* [WHAT THE TASK REQUIRES]: Report how many lines contain "목동신시가지". Give the number and nothing else.

* [DATA SUPPLIED]:
■ ■ ■ ■ ■
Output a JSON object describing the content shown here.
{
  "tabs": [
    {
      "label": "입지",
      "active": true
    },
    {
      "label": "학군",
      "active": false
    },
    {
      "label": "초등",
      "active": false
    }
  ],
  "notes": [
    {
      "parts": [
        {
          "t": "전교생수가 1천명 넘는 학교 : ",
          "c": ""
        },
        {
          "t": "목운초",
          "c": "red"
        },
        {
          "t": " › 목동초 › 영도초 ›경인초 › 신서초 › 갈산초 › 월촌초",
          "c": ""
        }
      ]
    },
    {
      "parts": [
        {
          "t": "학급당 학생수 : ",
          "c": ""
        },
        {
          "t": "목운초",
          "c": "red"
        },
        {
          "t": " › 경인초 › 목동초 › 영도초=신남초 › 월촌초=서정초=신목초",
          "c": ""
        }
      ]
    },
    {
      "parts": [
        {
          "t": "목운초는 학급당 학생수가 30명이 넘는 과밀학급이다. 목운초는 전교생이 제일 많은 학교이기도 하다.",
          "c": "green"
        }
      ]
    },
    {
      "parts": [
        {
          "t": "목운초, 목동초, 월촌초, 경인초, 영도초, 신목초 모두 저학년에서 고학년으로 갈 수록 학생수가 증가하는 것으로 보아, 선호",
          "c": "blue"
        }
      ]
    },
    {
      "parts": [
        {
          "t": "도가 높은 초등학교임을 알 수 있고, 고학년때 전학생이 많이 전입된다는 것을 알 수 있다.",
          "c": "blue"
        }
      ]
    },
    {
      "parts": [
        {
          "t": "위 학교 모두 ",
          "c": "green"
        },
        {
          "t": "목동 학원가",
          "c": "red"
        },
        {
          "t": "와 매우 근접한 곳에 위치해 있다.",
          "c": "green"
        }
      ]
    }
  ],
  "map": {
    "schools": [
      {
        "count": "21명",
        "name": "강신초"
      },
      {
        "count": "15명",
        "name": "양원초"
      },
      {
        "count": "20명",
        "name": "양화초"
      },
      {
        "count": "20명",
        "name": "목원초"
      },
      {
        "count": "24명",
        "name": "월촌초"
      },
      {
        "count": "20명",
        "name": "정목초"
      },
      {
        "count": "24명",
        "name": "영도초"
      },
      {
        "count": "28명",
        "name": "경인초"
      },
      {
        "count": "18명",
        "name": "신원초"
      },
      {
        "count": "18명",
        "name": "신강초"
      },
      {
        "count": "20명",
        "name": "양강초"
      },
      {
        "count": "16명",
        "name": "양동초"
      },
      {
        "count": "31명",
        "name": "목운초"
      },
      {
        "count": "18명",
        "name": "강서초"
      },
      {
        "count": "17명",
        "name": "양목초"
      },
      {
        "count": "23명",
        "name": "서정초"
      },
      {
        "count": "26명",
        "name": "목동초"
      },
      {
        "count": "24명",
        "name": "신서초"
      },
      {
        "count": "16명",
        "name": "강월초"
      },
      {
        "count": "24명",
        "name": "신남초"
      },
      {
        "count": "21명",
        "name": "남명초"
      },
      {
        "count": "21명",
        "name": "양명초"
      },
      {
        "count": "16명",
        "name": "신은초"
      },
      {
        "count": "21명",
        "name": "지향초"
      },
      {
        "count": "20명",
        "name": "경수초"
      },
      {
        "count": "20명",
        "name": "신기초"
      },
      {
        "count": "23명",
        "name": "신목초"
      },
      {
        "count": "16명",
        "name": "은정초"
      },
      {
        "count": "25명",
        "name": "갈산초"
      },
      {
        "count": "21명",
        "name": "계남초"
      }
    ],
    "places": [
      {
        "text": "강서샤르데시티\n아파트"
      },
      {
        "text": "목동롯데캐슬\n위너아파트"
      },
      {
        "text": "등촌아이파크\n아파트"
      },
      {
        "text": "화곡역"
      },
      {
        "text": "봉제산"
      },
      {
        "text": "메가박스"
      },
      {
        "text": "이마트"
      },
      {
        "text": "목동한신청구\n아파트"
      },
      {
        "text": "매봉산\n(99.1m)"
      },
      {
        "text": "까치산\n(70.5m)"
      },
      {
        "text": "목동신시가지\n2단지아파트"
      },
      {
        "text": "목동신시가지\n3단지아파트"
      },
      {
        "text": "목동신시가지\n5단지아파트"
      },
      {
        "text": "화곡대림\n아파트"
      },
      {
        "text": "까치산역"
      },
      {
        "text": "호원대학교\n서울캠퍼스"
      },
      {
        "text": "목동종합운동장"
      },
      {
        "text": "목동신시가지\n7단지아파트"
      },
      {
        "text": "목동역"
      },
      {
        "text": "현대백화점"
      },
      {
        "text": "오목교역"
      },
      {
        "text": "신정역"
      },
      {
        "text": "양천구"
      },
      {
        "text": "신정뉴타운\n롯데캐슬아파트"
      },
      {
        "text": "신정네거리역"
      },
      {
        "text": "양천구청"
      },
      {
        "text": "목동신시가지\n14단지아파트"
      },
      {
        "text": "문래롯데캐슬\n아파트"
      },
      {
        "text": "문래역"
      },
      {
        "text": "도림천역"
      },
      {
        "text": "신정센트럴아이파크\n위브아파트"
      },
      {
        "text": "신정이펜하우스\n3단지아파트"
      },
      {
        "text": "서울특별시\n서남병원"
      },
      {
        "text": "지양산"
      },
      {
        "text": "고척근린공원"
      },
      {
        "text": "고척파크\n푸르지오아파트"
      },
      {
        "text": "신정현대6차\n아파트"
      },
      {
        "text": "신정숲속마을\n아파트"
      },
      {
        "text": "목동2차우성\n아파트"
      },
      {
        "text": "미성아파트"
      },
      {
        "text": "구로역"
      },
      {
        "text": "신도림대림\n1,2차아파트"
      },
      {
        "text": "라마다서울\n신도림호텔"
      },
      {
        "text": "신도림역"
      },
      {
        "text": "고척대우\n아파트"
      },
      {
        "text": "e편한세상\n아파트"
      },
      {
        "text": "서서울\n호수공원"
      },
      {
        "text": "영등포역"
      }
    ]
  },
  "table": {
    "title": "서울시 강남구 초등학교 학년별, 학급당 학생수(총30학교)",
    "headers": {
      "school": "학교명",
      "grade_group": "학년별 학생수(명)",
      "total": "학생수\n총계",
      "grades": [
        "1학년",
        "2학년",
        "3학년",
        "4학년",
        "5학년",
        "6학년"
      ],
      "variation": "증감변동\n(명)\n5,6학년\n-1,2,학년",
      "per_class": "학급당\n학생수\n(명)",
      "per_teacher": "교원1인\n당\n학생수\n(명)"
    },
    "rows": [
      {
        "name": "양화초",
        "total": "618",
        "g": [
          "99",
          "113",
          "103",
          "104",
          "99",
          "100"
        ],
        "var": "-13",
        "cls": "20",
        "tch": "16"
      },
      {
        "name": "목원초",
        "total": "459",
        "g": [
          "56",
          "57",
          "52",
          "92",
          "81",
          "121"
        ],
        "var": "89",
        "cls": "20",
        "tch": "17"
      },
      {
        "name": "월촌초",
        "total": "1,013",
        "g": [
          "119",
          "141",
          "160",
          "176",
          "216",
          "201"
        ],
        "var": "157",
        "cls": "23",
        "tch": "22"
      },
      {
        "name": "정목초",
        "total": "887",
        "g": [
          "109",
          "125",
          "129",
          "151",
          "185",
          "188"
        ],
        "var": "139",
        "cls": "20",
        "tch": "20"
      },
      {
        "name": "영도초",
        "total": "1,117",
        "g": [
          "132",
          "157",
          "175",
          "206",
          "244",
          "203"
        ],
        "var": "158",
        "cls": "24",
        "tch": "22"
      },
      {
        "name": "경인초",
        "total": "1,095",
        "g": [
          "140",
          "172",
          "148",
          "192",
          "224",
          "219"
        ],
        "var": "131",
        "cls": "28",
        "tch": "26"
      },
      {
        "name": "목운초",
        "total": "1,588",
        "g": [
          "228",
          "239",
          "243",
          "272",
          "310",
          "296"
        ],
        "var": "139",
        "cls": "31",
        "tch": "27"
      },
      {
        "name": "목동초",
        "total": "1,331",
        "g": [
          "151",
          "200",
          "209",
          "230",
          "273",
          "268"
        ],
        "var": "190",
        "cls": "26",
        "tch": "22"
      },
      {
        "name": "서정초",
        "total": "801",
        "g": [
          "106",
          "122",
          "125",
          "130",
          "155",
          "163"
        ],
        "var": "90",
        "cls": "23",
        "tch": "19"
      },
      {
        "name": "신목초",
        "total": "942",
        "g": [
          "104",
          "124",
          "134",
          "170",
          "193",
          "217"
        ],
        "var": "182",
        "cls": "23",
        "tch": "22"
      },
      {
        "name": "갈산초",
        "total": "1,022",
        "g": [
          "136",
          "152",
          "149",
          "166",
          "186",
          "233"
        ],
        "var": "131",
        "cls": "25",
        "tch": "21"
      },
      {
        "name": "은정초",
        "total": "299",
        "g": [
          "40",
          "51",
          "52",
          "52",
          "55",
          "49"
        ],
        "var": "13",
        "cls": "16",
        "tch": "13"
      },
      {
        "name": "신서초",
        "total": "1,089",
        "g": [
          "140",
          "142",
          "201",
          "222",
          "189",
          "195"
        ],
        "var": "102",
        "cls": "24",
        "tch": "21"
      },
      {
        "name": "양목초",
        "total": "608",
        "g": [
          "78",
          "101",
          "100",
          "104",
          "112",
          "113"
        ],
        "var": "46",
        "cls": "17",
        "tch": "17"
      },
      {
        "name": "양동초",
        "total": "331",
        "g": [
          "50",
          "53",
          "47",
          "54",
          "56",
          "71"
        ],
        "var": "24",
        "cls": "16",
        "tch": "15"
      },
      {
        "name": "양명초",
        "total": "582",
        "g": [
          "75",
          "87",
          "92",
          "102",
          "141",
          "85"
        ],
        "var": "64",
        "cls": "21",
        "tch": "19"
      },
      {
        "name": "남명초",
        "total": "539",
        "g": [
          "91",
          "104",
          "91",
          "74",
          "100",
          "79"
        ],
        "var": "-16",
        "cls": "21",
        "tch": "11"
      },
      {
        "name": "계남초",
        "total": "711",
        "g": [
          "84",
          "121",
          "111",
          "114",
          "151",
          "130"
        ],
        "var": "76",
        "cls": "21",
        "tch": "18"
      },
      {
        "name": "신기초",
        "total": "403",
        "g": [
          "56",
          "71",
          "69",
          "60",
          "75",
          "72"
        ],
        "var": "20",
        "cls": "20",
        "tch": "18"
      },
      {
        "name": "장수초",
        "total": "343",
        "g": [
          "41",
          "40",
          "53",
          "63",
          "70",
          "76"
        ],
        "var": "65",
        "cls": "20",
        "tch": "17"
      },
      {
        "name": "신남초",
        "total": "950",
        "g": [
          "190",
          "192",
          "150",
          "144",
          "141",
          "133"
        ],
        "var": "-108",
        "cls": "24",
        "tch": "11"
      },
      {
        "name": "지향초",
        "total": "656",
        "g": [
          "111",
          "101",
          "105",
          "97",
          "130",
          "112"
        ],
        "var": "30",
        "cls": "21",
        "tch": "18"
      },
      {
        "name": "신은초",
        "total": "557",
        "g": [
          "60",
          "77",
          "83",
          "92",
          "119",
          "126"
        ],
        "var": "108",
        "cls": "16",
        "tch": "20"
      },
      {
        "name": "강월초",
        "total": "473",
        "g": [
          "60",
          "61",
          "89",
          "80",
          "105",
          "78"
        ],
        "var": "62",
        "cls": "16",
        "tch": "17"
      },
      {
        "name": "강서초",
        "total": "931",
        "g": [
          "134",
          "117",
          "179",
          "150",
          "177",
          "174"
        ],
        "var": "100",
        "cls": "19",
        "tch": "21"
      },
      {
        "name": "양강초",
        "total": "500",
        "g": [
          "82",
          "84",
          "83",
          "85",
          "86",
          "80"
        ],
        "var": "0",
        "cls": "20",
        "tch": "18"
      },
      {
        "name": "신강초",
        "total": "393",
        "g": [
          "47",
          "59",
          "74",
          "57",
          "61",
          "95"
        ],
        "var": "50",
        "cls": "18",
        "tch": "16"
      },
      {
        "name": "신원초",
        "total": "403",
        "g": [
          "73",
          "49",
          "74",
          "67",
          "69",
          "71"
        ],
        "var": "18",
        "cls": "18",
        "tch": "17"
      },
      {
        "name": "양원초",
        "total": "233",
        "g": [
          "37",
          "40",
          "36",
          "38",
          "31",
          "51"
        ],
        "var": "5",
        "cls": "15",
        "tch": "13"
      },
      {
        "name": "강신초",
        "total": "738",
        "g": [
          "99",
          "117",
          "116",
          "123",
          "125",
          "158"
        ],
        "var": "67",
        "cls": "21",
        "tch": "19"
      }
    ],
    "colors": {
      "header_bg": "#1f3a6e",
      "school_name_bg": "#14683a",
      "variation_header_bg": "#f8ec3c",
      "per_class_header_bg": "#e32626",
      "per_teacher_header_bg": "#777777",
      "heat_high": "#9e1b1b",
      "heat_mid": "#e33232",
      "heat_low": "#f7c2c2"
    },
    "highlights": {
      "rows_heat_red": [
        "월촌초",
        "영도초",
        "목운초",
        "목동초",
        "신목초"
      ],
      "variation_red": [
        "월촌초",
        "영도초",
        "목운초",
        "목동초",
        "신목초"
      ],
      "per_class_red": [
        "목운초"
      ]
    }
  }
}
■ ■ ■ ■ ■
* [ANSWER]: 5